RECORDS TO USE.
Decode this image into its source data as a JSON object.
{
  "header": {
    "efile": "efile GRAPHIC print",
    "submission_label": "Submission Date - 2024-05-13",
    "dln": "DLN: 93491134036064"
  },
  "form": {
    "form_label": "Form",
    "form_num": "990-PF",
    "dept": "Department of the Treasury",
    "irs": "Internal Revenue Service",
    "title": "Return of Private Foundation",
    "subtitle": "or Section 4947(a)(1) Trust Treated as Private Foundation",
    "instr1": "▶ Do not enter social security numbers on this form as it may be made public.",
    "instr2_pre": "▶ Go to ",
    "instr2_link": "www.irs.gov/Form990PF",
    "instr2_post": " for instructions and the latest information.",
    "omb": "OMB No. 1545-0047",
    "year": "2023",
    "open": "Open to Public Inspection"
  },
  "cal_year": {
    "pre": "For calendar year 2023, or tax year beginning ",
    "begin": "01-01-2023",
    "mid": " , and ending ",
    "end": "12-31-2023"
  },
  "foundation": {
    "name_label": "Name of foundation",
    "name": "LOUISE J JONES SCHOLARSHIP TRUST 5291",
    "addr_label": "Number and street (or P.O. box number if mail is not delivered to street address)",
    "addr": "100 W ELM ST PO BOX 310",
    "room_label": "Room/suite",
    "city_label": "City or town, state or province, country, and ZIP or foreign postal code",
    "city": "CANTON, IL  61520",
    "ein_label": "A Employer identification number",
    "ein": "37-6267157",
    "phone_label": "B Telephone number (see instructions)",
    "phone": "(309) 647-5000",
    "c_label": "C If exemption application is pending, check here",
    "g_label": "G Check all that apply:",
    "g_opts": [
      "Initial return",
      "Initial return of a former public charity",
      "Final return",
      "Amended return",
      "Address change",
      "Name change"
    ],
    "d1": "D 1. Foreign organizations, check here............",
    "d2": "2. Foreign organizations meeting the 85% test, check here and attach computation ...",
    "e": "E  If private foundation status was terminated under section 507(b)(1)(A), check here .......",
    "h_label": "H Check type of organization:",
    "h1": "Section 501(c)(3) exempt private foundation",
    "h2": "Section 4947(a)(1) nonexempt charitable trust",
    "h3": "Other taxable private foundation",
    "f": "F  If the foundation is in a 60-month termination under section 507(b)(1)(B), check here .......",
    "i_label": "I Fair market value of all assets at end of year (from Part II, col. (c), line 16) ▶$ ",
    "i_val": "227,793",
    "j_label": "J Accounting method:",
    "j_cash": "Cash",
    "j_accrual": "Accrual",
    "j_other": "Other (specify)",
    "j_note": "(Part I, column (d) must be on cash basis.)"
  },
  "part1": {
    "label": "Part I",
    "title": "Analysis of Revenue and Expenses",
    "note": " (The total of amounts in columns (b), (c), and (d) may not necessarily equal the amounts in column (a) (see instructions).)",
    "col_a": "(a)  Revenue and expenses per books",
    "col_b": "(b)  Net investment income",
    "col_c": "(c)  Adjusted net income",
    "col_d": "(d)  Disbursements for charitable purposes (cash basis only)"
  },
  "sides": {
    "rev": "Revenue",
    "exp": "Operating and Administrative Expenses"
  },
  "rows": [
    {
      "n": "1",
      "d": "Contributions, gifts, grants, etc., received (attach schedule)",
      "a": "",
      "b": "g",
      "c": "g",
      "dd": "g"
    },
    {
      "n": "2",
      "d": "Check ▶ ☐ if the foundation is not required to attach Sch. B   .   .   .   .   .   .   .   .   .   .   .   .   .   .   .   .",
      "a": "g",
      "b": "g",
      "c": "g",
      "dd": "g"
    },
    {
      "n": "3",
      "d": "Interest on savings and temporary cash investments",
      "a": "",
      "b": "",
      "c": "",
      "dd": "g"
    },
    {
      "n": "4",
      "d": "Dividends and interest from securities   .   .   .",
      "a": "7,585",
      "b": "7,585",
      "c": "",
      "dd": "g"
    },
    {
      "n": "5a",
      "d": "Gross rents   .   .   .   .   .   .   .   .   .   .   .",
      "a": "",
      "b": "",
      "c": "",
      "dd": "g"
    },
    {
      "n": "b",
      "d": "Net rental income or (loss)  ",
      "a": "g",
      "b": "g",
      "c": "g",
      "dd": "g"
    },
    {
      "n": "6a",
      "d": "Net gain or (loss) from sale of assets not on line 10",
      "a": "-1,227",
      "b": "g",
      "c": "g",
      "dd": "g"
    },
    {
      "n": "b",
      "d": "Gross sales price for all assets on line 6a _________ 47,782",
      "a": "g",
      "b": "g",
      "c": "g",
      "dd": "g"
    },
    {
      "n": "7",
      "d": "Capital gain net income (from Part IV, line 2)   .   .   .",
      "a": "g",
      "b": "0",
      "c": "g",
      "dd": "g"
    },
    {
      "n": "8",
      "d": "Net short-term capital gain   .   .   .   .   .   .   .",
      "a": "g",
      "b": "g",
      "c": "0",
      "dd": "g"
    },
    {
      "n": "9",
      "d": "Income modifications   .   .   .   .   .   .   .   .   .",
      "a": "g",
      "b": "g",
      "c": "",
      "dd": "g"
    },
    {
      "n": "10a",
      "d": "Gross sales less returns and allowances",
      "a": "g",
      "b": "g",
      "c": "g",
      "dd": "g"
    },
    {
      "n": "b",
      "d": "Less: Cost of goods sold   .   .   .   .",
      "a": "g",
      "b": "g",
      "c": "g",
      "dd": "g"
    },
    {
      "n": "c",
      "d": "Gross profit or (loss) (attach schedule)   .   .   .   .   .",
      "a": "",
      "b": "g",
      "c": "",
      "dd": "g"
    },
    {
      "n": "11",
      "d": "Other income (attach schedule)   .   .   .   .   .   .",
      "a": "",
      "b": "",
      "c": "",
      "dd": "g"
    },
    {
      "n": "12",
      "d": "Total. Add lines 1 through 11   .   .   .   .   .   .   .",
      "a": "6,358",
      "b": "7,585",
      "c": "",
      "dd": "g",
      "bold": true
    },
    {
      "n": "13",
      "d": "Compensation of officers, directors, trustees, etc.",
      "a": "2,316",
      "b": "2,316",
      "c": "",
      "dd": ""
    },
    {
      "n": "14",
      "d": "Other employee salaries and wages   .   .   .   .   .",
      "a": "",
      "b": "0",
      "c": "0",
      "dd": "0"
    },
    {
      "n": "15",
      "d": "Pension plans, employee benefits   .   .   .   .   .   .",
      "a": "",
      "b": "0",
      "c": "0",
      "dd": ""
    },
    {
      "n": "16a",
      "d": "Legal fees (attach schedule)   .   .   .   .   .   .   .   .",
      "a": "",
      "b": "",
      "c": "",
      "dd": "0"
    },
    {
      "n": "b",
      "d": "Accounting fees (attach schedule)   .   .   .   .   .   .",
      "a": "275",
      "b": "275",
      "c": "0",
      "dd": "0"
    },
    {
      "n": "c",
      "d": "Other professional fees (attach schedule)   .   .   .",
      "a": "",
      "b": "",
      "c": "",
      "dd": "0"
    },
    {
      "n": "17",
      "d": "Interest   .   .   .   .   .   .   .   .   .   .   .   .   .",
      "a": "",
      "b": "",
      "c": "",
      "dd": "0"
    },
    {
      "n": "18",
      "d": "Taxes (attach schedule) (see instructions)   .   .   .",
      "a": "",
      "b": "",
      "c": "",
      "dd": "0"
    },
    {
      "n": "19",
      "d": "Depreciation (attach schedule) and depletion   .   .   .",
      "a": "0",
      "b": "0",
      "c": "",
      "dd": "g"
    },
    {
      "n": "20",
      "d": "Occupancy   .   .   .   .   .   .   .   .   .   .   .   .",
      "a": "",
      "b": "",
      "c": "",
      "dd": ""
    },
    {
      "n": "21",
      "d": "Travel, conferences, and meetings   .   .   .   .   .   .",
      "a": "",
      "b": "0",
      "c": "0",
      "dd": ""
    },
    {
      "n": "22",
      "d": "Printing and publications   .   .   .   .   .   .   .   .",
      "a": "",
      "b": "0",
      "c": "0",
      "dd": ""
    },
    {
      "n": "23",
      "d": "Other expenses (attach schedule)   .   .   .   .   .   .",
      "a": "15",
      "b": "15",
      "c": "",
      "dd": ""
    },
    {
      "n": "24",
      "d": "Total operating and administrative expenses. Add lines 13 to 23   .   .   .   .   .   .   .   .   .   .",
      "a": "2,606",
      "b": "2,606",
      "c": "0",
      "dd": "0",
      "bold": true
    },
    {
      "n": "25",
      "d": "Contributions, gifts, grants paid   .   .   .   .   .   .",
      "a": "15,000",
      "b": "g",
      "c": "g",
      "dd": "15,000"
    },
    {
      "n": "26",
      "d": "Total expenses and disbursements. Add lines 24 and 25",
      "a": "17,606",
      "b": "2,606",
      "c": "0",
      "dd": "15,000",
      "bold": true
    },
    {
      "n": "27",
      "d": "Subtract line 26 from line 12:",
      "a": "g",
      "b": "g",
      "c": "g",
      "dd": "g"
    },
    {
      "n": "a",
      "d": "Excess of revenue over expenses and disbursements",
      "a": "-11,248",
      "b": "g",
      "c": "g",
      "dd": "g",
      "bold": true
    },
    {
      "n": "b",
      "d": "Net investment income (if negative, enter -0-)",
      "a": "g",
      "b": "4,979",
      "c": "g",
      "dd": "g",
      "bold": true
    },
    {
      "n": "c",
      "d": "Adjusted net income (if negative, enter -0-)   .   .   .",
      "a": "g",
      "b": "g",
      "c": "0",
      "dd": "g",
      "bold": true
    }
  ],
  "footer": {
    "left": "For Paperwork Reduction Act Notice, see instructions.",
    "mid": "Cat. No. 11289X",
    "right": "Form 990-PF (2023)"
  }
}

YOUR TASK.
Collect every line with the string "lines" from the records, and copy each.

TASK SOLUTION.
      "d": "Total. Add lines 1 through 11   .   .   .   .   .   .   .",
      "d": "Total operating and administrative expenses. Add lines 13 to 23   .   .   .   .   .   .   .   .   .   .",
      "d": "Total expenses and disbursements. Add lines 24 and 25",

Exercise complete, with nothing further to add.